■ **EXERCISE**: Pull out every line below containing the word "MNTR".

■ **INPUT**:
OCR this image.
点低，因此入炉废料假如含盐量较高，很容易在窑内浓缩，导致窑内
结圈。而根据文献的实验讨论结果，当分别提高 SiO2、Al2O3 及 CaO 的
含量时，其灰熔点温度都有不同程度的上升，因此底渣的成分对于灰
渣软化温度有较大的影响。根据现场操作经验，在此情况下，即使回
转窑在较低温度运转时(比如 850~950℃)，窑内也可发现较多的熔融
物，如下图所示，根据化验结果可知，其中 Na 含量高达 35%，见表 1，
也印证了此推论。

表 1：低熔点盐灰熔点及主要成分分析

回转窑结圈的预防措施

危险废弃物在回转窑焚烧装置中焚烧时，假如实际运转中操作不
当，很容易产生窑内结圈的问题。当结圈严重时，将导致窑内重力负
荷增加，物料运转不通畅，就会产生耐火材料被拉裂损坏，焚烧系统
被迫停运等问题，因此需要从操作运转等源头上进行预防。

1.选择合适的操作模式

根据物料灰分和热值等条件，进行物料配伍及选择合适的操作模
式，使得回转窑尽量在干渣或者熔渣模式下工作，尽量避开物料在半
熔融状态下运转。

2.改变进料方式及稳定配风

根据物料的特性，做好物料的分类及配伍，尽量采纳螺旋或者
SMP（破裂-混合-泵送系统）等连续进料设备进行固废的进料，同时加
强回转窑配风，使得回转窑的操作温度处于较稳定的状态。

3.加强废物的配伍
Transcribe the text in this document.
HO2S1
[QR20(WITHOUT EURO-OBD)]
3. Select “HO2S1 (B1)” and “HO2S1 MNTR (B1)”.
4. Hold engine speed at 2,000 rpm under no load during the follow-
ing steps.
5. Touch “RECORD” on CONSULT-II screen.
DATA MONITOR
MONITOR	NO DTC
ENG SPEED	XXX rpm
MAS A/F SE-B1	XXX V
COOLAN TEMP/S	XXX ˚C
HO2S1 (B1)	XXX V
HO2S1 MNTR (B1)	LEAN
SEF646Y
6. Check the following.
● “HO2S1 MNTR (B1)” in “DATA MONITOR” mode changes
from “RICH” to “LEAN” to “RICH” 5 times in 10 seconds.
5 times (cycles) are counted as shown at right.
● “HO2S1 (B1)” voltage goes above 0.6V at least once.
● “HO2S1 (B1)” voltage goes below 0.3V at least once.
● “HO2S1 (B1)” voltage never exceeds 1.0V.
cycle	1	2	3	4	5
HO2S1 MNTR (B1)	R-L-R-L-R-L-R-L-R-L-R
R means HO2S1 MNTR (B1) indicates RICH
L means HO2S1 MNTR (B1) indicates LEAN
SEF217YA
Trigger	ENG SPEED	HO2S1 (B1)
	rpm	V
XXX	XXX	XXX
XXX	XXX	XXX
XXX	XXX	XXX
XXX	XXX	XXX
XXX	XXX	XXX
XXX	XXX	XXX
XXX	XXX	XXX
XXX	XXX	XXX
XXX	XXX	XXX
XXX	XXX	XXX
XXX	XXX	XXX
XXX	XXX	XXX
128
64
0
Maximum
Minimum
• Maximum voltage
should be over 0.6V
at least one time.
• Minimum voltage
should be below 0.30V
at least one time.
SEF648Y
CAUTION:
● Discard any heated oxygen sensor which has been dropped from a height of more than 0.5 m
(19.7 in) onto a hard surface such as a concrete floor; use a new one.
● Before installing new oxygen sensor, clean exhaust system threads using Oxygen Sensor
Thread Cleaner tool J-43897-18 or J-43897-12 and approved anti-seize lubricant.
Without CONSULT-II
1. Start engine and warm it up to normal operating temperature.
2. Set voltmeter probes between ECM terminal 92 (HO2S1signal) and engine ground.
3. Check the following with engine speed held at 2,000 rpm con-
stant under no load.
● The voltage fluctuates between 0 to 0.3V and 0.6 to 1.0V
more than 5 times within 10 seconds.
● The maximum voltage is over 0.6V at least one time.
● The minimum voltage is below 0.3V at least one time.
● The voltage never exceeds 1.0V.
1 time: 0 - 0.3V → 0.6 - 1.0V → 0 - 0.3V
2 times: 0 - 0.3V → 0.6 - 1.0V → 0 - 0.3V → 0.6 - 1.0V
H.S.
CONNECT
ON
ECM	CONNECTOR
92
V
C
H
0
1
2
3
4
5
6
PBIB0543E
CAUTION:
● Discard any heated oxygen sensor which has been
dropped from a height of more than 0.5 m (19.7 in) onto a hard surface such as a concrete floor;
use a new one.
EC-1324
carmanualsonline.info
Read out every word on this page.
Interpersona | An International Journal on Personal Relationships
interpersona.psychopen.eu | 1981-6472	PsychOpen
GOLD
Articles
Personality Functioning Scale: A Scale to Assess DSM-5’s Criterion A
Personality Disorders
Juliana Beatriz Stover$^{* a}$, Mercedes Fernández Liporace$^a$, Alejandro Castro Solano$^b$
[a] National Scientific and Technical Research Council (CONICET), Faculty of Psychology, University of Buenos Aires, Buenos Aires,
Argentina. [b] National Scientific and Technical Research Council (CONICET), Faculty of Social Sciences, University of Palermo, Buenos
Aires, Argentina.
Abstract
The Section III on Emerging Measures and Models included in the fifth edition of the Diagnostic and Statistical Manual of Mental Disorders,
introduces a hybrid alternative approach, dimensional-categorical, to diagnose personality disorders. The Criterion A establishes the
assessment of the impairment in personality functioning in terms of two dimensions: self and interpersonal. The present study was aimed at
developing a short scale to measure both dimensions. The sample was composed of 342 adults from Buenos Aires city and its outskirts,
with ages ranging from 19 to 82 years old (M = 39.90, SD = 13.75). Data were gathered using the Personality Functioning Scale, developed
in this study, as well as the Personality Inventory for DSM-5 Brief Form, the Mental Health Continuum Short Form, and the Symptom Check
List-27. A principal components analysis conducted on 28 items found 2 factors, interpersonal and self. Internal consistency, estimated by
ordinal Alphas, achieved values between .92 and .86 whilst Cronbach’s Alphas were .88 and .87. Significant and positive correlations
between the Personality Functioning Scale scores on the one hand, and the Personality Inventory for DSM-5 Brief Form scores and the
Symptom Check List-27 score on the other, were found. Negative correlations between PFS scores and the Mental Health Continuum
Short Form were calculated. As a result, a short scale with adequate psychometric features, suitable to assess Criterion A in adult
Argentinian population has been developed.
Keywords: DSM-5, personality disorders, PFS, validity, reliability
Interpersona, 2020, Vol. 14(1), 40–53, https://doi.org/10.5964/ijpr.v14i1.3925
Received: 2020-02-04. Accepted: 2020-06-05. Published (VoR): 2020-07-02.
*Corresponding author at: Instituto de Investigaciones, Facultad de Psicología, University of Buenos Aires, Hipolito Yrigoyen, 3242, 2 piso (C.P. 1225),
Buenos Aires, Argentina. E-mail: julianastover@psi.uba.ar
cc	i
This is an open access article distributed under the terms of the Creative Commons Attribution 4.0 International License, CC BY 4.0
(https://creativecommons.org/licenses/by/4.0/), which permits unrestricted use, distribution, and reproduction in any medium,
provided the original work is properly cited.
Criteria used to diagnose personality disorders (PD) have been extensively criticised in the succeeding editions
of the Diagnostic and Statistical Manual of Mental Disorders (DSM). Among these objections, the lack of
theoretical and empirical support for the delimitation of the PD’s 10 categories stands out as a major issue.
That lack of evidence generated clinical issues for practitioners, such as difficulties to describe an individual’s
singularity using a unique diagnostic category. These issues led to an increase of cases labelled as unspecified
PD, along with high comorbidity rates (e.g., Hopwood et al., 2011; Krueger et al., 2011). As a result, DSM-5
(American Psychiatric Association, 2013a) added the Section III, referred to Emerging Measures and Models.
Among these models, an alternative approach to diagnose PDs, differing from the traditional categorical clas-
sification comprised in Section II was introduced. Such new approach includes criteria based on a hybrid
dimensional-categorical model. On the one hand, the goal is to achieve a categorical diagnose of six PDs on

■ **COMPLETED TASK**:
3. Select “HO2S1 (B1)” and “HO2S1 MNTR (B1)”.
HO2S1 MNTR (B1)	LEAN
● “HO2S1 MNTR (B1)” in “DATA MONITOR” mode changes
HO2S1 MNTR (B1)	R-L-R-L-R-L-R-L-R-L-R
R means HO2S1 MNTR (B1) indicates RICH
L means HO2S1 MNTR (B1) indicates LEAN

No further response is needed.